Exercise description> Write the data out again exactly, dropping any images it holds.

Stored data>

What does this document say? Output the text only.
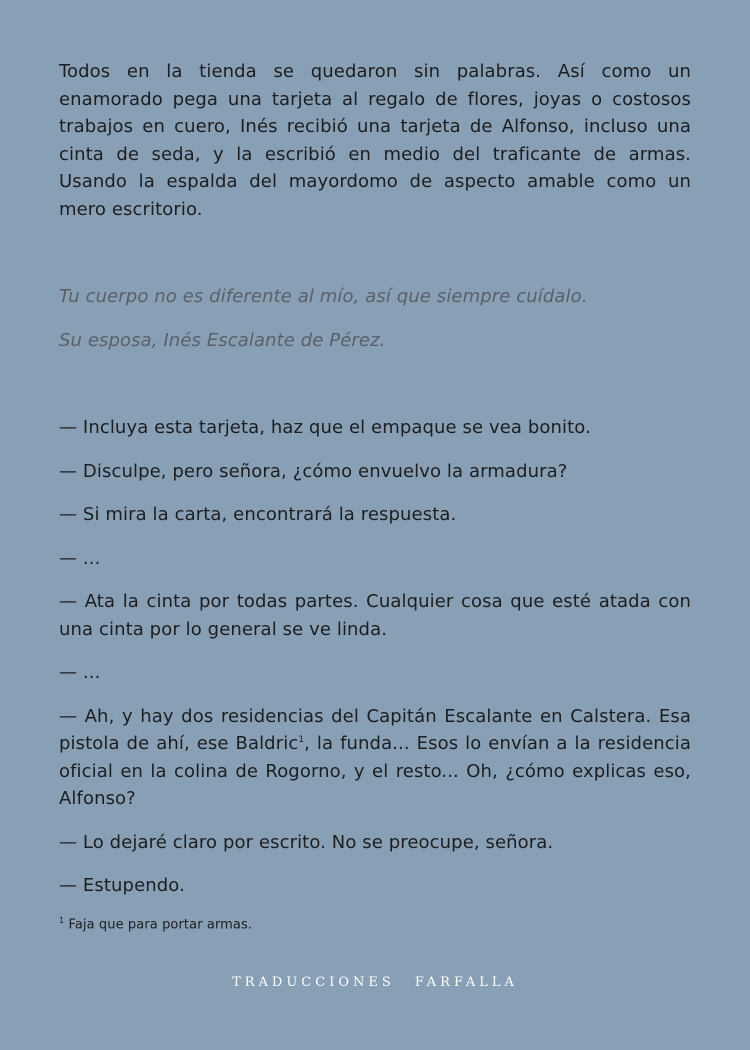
Todos en la tienda se quedaron sin palabras. Así como un enamorado pega una tarjeta al regalo de flores, joyas o costosos trabajos en cuero, Inés recibió una tarjeta de Alfonso, incluso una cinta de seda, y la escribió en medio del traficante de armas. Usando la espalda del mayordomo de aspecto amable como un mero escritorio.

Tu cuerpo no es diferente al mío, así que siempre cuídalo.

Su esposa, Inés Escalante de Pérez.

— Incluya esta tarjeta, haz que el empaque se vea bonito.

— Disculpe, pero señora, ¿cómo envuelvo la armadura?

— Si mira la carta, encontrará la respuesta.

— ...

— Ata la cinta por todas partes. Cualquier cosa que esté atada con una cinta por lo general se ve linda.

— ...

— Ah, y hay dos residencias del Capitán Escalante en Calstera. Esa pistola de ahí, ese Baldric$^1$, la funda... Esos lo envían a la residencia oficial en la colina de Rogorno, y el resto... Oh, ¿cómo explicas eso, Alfonso?

— Lo dejaré claro por escrito. No se preocupe, señora.

— Estupendo.

$^1$ Faja que para portar armas.

TRADUCCIONES FARFALLA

Written answer>
What does this document say? Output the text only.
Todos en la tienda se quedaron sin palabras. Así como un enamorado pega una tarjeta al regalo de flores, joyas o costosos trabajos en cuero, Inés recibió una tarjeta de Alfonso, incluso una cinta de seda, y la escribió en medio del traficante de armas. Usando la espalda del mayordomo de aspecto amable como un mero escritorio.

Tu cuerpo no es diferente al mío, así que siempre cuídalo.

Su esposa, Inés Escalante de Pérez.

— Incluya esta tarjeta, haz que el empaque se vea bonito.

— Disculpe, pero señora, ¿cómo envuelvo la armadura?

— Si mira la carta, encontrará la respuesta.

— ...

— Ata la cinta por todas partes. Cualquier cosa que esté atada con una cinta por lo general se ve linda.

— ...

— Ah, y hay dos residencias del Capitán Escalante en Calstera. Esa pistola de ahí, ese Baldric$^1$, la funda... Esos lo envían a la residencia oficial en la colina de Rogorno, y el resto... Oh, ¿cómo explicas eso, Alfonso?

— Lo dejaré claro por escrito. No se preocupe, señora.

— Estupendo.

$^1$ Faja que para portar armas.

TRADUCCIONES FARFALLA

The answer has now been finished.